START Input

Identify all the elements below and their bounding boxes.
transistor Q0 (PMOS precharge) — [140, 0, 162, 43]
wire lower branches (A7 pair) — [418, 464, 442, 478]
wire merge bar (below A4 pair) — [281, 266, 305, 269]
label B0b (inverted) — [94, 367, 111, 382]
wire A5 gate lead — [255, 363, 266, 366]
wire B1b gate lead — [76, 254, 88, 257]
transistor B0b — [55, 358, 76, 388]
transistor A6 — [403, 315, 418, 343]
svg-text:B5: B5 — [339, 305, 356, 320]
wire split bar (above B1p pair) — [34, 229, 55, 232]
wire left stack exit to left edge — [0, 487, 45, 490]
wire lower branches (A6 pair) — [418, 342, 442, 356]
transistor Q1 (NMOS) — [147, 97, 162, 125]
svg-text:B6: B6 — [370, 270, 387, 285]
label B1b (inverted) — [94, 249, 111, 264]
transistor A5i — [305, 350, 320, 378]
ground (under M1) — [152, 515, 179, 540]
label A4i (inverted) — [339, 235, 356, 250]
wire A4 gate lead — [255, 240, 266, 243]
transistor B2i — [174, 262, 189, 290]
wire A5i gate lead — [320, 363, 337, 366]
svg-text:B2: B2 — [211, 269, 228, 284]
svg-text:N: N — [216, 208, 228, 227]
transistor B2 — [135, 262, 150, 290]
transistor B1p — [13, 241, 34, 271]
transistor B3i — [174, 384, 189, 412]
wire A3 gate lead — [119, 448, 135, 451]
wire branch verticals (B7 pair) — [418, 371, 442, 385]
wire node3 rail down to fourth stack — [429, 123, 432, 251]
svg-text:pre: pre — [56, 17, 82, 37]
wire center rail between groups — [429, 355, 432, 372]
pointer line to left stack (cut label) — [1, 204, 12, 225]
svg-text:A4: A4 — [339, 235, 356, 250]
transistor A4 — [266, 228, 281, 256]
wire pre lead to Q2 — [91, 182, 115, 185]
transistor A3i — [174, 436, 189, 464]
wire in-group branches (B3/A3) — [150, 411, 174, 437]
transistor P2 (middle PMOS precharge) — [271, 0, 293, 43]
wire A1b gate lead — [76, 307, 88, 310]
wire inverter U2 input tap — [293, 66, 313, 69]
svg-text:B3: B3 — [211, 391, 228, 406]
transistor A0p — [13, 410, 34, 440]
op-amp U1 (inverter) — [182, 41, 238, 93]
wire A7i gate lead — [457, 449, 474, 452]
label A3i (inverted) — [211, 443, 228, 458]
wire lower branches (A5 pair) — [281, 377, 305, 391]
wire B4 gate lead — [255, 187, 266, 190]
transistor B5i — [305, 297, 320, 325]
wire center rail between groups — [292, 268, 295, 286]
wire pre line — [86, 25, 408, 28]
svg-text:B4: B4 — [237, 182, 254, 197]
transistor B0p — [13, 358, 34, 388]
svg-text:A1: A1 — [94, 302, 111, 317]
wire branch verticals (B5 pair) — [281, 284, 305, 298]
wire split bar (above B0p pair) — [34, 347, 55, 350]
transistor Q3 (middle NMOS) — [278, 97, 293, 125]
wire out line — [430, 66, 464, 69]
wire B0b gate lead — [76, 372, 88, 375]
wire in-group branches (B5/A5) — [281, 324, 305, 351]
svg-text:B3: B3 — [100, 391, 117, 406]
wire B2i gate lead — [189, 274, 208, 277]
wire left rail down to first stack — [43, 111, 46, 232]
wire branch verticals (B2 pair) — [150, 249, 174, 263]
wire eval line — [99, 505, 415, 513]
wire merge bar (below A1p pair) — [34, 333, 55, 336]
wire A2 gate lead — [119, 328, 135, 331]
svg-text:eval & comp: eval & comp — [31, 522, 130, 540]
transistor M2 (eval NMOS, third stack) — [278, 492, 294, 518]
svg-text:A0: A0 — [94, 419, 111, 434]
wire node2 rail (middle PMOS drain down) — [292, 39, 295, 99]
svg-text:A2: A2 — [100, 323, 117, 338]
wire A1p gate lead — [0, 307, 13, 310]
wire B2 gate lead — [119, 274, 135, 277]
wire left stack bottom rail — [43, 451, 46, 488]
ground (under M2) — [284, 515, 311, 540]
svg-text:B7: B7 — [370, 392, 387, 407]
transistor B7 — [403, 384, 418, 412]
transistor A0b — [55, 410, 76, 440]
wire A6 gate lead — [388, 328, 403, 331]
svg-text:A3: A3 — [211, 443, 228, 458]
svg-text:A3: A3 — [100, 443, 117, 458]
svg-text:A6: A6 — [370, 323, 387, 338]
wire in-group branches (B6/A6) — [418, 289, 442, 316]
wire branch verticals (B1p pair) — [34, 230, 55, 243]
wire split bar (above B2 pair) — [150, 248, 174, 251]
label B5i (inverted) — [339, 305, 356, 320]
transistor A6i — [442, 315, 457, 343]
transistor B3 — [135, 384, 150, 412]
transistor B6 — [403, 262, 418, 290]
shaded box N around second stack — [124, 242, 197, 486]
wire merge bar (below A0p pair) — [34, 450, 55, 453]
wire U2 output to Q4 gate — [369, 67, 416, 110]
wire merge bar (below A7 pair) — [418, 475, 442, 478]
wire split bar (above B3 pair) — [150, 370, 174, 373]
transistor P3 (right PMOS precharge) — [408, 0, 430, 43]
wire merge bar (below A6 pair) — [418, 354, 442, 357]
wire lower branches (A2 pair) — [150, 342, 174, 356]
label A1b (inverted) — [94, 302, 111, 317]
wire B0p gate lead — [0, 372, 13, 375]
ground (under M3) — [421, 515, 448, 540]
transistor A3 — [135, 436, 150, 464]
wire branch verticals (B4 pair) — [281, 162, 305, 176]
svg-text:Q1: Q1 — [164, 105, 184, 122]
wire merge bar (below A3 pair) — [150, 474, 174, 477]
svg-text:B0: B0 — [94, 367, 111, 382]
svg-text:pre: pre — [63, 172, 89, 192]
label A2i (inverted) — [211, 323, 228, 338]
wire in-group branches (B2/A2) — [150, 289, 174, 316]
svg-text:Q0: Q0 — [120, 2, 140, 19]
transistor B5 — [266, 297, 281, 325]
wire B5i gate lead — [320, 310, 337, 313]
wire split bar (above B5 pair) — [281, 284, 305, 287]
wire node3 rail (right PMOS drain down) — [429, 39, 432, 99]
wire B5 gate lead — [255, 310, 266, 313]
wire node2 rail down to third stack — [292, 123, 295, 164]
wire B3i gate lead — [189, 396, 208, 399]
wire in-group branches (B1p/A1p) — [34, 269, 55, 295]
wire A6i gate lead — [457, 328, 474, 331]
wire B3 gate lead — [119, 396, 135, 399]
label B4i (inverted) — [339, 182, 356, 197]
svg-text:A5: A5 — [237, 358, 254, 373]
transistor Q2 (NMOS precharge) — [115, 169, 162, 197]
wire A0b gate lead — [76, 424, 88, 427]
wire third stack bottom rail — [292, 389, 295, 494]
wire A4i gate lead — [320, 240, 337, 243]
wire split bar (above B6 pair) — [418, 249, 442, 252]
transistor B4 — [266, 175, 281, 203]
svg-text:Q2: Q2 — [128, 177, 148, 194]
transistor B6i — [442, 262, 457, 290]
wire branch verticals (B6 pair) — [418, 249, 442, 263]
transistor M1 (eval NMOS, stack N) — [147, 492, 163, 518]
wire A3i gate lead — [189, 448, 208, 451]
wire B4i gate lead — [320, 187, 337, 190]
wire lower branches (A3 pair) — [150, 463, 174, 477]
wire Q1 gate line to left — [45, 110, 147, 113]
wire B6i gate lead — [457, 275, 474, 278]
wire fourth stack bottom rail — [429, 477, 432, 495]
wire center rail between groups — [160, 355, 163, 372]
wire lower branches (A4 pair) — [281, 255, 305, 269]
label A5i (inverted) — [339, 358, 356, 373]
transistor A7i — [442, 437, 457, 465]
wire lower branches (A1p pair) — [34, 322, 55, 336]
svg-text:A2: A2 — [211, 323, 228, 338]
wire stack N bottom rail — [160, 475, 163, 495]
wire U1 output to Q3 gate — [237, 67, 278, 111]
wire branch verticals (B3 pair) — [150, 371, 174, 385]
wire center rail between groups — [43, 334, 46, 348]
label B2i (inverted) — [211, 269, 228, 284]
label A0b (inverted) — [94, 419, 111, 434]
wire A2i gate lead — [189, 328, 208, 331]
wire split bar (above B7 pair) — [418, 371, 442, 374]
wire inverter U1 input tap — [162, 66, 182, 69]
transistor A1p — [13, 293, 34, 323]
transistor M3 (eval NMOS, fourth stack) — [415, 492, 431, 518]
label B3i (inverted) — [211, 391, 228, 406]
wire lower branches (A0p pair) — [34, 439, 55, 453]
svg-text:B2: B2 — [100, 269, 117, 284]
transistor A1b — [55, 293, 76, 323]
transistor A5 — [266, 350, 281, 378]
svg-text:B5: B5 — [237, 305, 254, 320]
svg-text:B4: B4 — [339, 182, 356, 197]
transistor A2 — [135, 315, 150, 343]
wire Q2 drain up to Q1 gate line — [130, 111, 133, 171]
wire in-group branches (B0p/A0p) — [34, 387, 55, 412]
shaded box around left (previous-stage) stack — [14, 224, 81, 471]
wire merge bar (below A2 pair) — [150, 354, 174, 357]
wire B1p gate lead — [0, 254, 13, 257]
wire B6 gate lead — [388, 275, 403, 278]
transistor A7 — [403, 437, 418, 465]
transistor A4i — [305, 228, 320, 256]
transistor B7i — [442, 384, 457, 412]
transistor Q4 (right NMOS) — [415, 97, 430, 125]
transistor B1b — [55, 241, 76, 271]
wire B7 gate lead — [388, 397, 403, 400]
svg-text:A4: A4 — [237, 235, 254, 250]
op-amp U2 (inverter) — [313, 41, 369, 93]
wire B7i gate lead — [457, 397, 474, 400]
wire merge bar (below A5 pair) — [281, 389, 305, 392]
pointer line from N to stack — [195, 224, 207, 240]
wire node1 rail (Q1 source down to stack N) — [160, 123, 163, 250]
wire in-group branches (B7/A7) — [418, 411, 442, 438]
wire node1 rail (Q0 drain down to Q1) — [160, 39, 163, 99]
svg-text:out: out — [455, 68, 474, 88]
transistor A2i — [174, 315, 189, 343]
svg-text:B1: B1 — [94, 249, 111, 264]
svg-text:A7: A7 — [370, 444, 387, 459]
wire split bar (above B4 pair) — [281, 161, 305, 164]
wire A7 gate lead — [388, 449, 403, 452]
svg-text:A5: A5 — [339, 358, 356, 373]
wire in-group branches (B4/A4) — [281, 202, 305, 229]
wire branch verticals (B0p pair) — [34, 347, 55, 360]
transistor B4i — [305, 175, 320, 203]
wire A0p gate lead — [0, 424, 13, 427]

END Input

* Exercise requirements *
Reproduce the records above word for word, from the start of the records through the line that contains "wire A4 gate lead — [255, 240, 266, 243]".

* Response *
Identify all the elements below and their bounding boxes.
transistor Q0 (PMOS precharge) — [140, 0, 162, 43]
wire lower branches (A7 pair) — [418, 464, 442, 478]
wire merge bar (below A4 pair) — [281, 266, 305, 269]
label B0b (inverted) — [94, 367, 111, 382]
wire A5 gate lead — [255, 363, 266, 366]
wire B1b gate lead — [76, 254, 88, 257]
transistor B0b — [55, 358, 76, 388]
transistor A6 — [403, 315, 418, 343]
svg-text:B5: B5 — [339, 305, 356, 320]
wire split bar (above B1p pair) — [34, 229, 55, 232]
wire left stack exit to left edge — [0, 487, 45, 490]
wire lower branches (A6 pair) — [418, 342, 442, 356]
transistor Q1 (NMOS) — [147, 97, 162, 125]
svg-text:B6: B6 — [370, 270, 387, 285]
label B1b (inverted) — [94, 249, 111, 264]
transistor A5i — [305, 350, 320, 378]
ground (under M1) — [152, 515, 179, 540]
label A4i (inverted) — [339, 235, 356, 250]
wire A4 gate lead — [255, 240, 266, 243]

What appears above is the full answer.